>>>

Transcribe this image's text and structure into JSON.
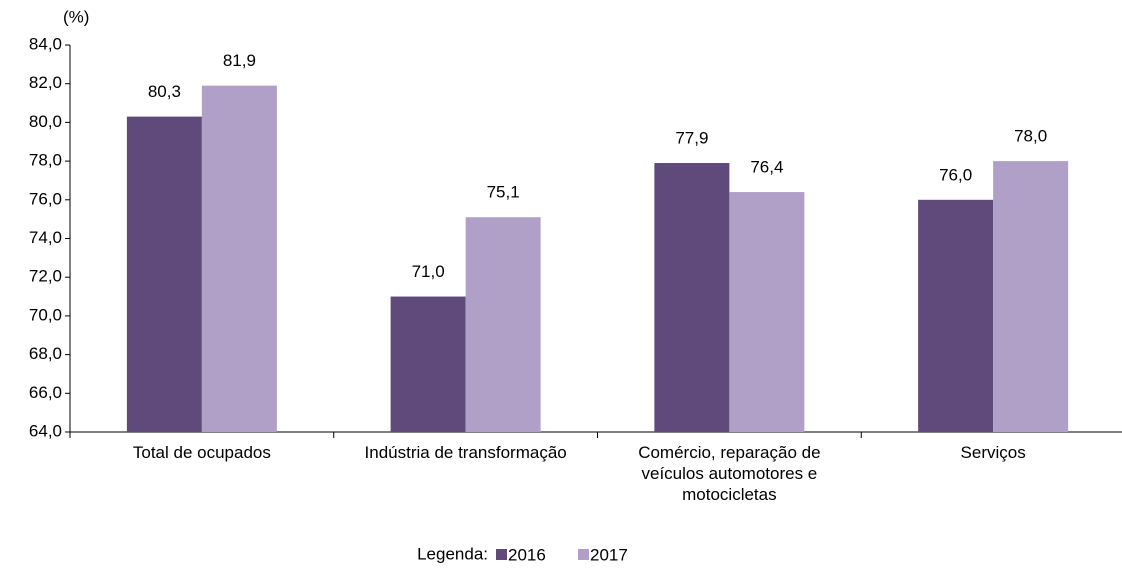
{
  "chart_data": {
    "type": "bar",
    "y_label": "(%)",
    "categories": [
      "Total de ocupados",
      "Indústria de transformação",
      "Comércio, reparação de veículos automotores e motocicletas",
      "Serviços"
    ],
    "series": [
      {
        "name": "2016",
        "color": "#5f4a7b",
        "values": [
          80.3,
          71.0,
          77.9,
          76.0
        ],
        "value_labels": [
          "80,3",
          "71,0",
          "77,9",
          "76,0"
        ]
      },
      {
        "name": "2017",
        "color": "#b0a0c8",
        "values": [
          81.9,
          75.1,
          76.4,
          78.0
        ],
        "value_labels": [
          "81,9",
          "75,1",
          "76,4",
          "78,0"
        ]
      }
    ],
    "ylim": [
      64,
      84
    ],
    "yticks": [
      {
        "value": 64,
        "label": "64,0"
      },
      {
        "value": 66,
        "label": "66,0"
      },
      {
        "value": 68,
        "label": "68,0"
      },
      {
        "value": 70,
        "label": "70,0"
      },
      {
        "value": 72,
        "label": "72,0"
      },
      {
        "value": 74,
        "label": "74,0"
      },
      {
        "value": 76,
        "label": "76,0"
      },
      {
        "value": 78,
        "label": "78,0"
      },
      {
        "value": 80,
        "label": "80,0"
      },
      {
        "value": 82,
        "label": "82,0"
      },
      {
        "value": 84,
        "label": "84,0"
      }
    ],
    "grid": false,
    "legend_title": "Legenda:"
  }
}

<<<

**What is asked:** From the material above, reproduce everything verbatim except the pictures.

**Problem solution:**
Transcribe this image's text and structure into JSON.
{
  "chart_data": {
    "type": "bar",
    "y_label": "(%)",
    "categories": [
      "Total de ocupados",
      "Indústria de transformação",
      "Comércio, reparação de veículos automotores e motocicletas",
      "Serviços"
    ],
    "series": [
      {
        "name": "2016",
        "color": "#5f4a7b",
        "values": [
          80.3,
          71.0,
          77.9,
          76.0
        ],
        "value_labels": [
          "80,3",
          "71,0",
          "77,9",
          "76,0"
        ]
      },
      {
        "name": "2017",
        "color": "#b0a0c8",
        "values": [
          81.9,
          75.1,
          76.4,
          78.0
        ],
        "value_labels": [
          "81,9",
          "75,1",
          "76,4",
          "78,0"
        ]
      }
    ],
    "ylim": [
      64,
      84
    ],
    "yticks": [
      {
        "value": 64,
        "label": "64,0"
      },
      {
        "value": 66,
        "label": "66,0"
      },
      {
        "value": 68,
        "label": "68,0"
      },
      {
        "value": 70,
        "label": "70,0"
      },
      {
        "value": 72,
        "label": "72,0"
      },
      {
        "value": 74,
        "label": "74,0"
      },
      {
        "value": 76,
        "label": "76,0"
      },
      {
        "value": 78,
        "label": "78,0"
      },
      {
        "value": 80,
        "label": "80,0"
      },
      {
        "value": 82,
        "label": "82,0"
      },
      {
        "value": 84,
        "label": "84,0"
      }
    ],
    "grid": false,
    "legend_title": "Legenda:"
  }
}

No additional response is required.